Set task
Copy every line of the entries that includes the word "name".
start
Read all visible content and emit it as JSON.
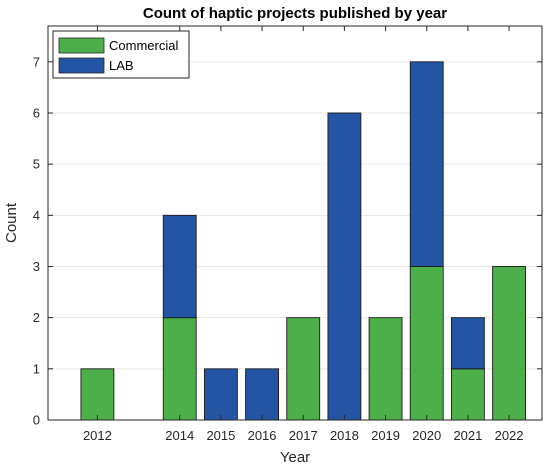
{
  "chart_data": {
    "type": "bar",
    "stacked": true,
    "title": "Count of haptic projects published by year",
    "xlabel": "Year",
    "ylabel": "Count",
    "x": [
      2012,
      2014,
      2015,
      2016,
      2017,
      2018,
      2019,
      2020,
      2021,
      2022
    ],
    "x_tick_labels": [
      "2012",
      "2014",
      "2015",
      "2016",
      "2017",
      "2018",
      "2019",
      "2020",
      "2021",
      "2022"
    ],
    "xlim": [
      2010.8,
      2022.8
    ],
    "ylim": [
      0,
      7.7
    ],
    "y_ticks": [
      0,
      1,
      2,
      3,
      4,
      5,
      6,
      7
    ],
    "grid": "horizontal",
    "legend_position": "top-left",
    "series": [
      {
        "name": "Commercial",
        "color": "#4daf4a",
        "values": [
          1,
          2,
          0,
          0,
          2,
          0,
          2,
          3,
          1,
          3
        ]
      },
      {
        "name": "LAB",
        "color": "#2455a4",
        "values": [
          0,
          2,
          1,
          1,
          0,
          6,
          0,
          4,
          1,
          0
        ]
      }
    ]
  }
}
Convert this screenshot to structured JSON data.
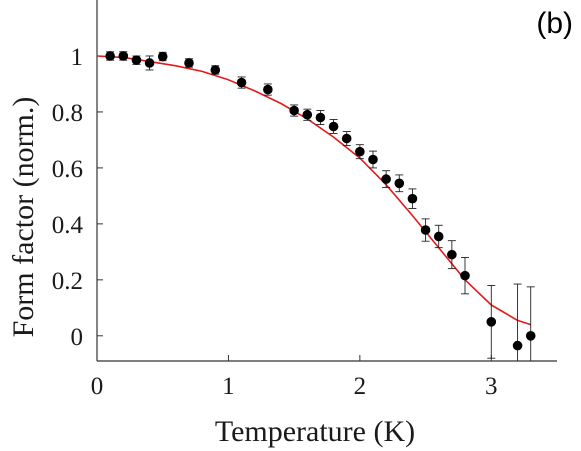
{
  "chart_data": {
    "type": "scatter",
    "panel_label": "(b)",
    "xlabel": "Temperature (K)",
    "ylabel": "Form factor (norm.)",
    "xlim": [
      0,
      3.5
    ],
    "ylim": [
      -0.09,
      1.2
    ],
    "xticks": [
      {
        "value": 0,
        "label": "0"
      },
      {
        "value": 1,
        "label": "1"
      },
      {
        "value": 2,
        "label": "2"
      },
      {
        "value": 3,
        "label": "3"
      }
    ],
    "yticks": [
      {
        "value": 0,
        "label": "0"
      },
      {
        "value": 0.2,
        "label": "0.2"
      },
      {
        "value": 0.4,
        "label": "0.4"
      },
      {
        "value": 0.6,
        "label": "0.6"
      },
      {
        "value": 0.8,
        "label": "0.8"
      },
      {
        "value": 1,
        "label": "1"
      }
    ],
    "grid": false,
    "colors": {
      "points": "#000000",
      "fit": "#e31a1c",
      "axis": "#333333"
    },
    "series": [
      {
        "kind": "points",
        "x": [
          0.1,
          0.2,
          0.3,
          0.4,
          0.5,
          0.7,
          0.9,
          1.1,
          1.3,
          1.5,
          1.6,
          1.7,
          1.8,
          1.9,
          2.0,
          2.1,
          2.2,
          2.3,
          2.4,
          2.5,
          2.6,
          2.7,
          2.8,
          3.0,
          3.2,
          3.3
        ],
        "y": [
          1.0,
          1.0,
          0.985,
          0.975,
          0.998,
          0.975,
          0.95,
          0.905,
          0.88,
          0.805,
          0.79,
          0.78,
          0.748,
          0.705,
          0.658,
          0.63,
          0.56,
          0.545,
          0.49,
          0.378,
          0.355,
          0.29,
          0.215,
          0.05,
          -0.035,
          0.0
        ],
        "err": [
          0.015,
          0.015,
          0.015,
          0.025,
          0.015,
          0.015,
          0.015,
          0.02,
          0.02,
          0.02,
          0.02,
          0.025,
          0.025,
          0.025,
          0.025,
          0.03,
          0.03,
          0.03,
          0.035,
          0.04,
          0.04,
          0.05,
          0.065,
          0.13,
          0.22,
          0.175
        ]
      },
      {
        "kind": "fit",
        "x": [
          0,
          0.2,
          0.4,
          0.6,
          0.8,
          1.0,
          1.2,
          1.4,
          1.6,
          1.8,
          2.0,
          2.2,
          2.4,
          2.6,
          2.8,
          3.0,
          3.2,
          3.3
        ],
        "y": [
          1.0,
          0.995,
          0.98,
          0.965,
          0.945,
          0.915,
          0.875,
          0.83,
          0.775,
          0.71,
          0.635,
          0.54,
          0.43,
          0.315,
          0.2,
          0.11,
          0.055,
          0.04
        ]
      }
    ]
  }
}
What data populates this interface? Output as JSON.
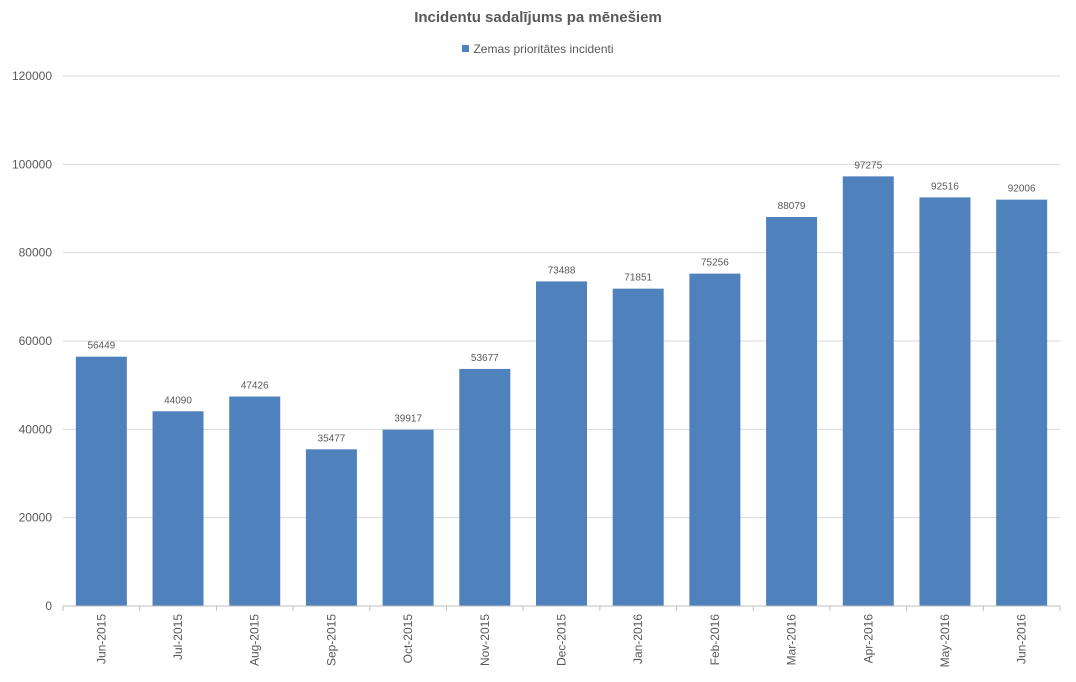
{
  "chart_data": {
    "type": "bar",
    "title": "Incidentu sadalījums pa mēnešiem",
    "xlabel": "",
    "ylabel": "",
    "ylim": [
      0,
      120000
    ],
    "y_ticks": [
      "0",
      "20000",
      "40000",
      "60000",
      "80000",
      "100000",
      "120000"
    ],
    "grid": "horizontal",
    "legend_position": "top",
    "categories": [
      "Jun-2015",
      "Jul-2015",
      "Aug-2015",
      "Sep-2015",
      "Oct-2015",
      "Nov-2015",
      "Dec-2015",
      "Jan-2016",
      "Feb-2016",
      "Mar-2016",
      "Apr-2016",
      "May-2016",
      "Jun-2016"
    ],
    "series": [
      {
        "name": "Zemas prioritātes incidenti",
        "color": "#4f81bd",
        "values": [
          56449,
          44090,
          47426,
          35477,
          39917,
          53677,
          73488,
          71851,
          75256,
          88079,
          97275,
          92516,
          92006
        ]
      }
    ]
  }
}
end
Reply
        "name": "Commercial",
        "name": "LAB",
        "name": "Zemas prioritātes incidenti",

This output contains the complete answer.